▼▼▼

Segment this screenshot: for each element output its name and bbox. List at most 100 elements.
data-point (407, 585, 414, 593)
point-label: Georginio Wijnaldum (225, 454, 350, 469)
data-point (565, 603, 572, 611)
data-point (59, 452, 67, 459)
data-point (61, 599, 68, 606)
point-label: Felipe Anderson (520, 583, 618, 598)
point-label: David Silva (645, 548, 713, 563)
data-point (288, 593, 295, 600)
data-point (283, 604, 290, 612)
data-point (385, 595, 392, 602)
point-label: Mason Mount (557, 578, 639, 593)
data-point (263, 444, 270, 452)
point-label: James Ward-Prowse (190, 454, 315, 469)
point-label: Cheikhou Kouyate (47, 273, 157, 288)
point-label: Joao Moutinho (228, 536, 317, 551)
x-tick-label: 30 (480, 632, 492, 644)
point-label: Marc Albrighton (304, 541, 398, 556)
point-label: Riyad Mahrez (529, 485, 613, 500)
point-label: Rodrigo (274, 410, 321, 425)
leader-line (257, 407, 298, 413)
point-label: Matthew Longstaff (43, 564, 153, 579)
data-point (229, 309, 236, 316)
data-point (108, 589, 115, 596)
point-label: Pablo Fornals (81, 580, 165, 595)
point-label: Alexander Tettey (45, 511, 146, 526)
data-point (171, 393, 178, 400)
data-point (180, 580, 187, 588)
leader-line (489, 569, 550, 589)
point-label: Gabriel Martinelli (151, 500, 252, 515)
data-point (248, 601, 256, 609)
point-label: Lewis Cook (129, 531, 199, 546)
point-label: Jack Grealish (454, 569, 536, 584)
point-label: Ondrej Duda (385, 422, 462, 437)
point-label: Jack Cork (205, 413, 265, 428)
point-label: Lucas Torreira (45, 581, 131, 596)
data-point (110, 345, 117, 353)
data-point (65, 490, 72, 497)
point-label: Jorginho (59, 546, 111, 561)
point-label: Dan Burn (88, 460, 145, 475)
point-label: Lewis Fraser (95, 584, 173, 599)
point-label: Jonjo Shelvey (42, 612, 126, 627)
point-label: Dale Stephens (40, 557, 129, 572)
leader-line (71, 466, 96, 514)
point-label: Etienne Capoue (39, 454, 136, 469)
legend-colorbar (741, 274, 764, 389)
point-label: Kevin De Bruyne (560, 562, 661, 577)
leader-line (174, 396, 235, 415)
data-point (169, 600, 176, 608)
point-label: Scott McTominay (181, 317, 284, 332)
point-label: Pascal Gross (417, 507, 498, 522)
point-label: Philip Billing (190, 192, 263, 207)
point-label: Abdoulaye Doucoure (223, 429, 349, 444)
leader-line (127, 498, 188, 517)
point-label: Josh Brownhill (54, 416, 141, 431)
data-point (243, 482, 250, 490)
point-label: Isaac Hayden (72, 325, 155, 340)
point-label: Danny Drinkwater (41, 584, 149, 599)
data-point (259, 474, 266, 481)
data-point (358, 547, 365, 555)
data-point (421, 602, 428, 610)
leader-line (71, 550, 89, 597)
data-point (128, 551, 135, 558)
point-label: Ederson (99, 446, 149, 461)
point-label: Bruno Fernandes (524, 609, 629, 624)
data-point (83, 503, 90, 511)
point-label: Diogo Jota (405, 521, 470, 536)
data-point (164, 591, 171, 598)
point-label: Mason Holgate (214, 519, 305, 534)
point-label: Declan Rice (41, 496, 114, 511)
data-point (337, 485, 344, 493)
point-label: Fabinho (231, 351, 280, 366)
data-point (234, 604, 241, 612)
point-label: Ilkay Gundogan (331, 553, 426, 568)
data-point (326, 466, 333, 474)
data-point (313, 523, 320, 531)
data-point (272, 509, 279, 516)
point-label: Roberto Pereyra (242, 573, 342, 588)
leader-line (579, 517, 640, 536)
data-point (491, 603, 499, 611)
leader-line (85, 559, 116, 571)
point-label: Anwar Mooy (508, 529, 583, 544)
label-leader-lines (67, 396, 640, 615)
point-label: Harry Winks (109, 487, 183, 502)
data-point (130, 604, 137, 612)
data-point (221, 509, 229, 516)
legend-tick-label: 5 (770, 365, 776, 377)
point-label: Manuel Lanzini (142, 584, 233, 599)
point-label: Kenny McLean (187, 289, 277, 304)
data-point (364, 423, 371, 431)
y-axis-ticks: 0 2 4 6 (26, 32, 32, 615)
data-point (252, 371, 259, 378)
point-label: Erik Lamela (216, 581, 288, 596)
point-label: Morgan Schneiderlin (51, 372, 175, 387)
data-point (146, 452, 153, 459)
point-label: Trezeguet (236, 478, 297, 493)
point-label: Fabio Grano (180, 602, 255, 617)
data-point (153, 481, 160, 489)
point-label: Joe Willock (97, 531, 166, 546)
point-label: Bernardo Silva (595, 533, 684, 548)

▲▲▲

#### Given task:
Output every one of the entries above again, line for line, without changing anything.

#### Final answer:
Segment this screenshot: for each element output its name and bbox. List at most 100 elements.
data-point (407, 585, 414, 593)
point-label: Georginio Wijnaldum (225, 454, 350, 469)
data-point (565, 603, 572, 611)
data-point (59, 452, 67, 459)
data-point (61, 599, 68, 606)
point-label: Felipe Anderson (520, 583, 618, 598)
point-label: David Silva (645, 548, 713, 563)
data-point (288, 593, 295, 600)
data-point (283, 604, 290, 612)
data-point (385, 595, 392, 602)
point-label: Mason Mount (557, 578, 639, 593)
data-point (263, 444, 270, 452)
point-label: James Ward-Prowse (190, 454, 315, 469)
point-label: Cheikhou Kouyate (47, 273, 157, 288)
point-label: Joao Moutinho (228, 536, 317, 551)
x-tick-label: 30 (480, 632, 492, 644)
point-label: Marc Albrighton (304, 541, 398, 556)
point-label: Riyad Mahrez (529, 485, 613, 500)
point-label: Rodrigo (274, 410, 321, 425)
leader-line (257, 407, 298, 413)
point-label: Matthew Longstaff (43, 564, 153, 579)
data-point (229, 309, 236, 316)
data-point (108, 589, 115, 596)
point-label: Pablo Fornals (81, 580, 165, 595)
point-label: Alexander Tettey (45, 511, 146, 526)
data-point (171, 393, 178, 400)
data-point (180, 580, 187, 588)
leader-line (489, 569, 550, 589)
point-label: Gabriel Martinelli (151, 500, 252, 515)
data-point (248, 601, 256, 609)
point-label: Lewis Cook (129, 531, 199, 546)
point-label: Jack Grealish (454, 569, 536, 584)
point-label: Ondrej Duda (385, 422, 462, 437)
point-label: Jack Cork (205, 413, 265, 428)
point-label: Lucas Torreira (45, 581, 131, 596)
data-point (110, 345, 117, 353)
data-point (65, 490, 72, 497)
point-label: Jorginho (59, 546, 111, 561)
point-label: Dan Burn (88, 460, 145, 475)
point-label: Lewis Fraser (95, 584, 173, 599)
point-label: Jonjo Shelvey (42, 612, 126, 627)
point-label: Dale Stephens (40, 557, 129, 572)
leader-line (71, 466, 96, 514)
point-label: Etienne Capoue (39, 454, 136, 469)
legend-colorbar (741, 274, 764, 389)
point-label: Kevin De Bruyne (560, 562, 661, 577)
leader-line (174, 396, 235, 415)
data-point (169, 600, 176, 608)
point-label: Scott McTominay (181, 317, 284, 332)
point-label: Pascal Gross (417, 507, 498, 522)
point-label: Philip Billing (190, 192, 263, 207)
point-label: Abdoulaye Doucoure (223, 429, 349, 444)
leader-line (127, 498, 188, 517)
point-label: Josh Brownhill (54, 416, 141, 431)
data-point (243, 482, 250, 490)
point-label: Isaac Hayden (72, 325, 155, 340)
point-label: Danny Drinkwater (41, 584, 149, 599)
data-point (259, 474, 266, 481)
data-point (358, 547, 365, 555)
data-point (421, 602, 428, 610)
leader-line (71, 550, 89, 597)
data-point (128, 551, 135, 558)
point-label: Ederson (99, 446, 149, 461)
point-label: Bruno Fernandes (524, 609, 629, 624)
data-point (83, 503, 90, 511)
point-label: Diogo Jota (405, 521, 470, 536)
data-point (164, 591, 171, 598)
point-label: Mason Holgate (214, 519, 305, 534)
point-label: Declan Rice (41, 496, 114, 511)
data-point (337, 485, 344, 493)
point-label: Fabinho (231, 351, 280, 366)
data-point (234, 604, 241, 612)
point-label: Ilkay Gundogan (331, 553, 426, 568)
data-point (326, 466, 333, 474)
data-point (313, 523, 320, 531)
data-point (272, 509, 279, 516)
point-label: Roberto Pereyra (242, 573, 342, 588)
leader-line (579, 517, 640, 536)
data-point (491, 603, 499, 611)
leader-line (85, 559, 116, 571)
point-label: Anwar Mooy (508, 529, 583, 544)
label-leader-lines (67, 396, 640, 615)
point-label: Harry Winks (109, 487, 183, 502)
data-point (130, 604, 137, 612)
data-point (221, 509, 229, 516)
legend-tick-label: 5 (770, 365, 776, 377)
point-label: Manuel Lanzini (142, 584, 233, 599)
point-label: Kenny McLean (187, 289, 277, 304)
data-point (364, 423, 371, 431)
y-axis-ticks: 0 2 4 6 (26, 32, 32, 615)
data-point (252, 371, 259, 378)
point-label: Erik Lamela (216, 581, 288, 596)
point-label: Morgan Schneiderlin (51, 372, 175, 387)
data-point (146, 452, 153, 459)
point-label: Trezeguet (236, 478, 297, 493)
point-label: Fabio Grano (180, 602, 255, 617)
data-point (153, 481, 160, 489)
point-label: Joe Willock (97, 531, 166, 546)
point-label: Bernardo Silva (595, 533, 684, 548)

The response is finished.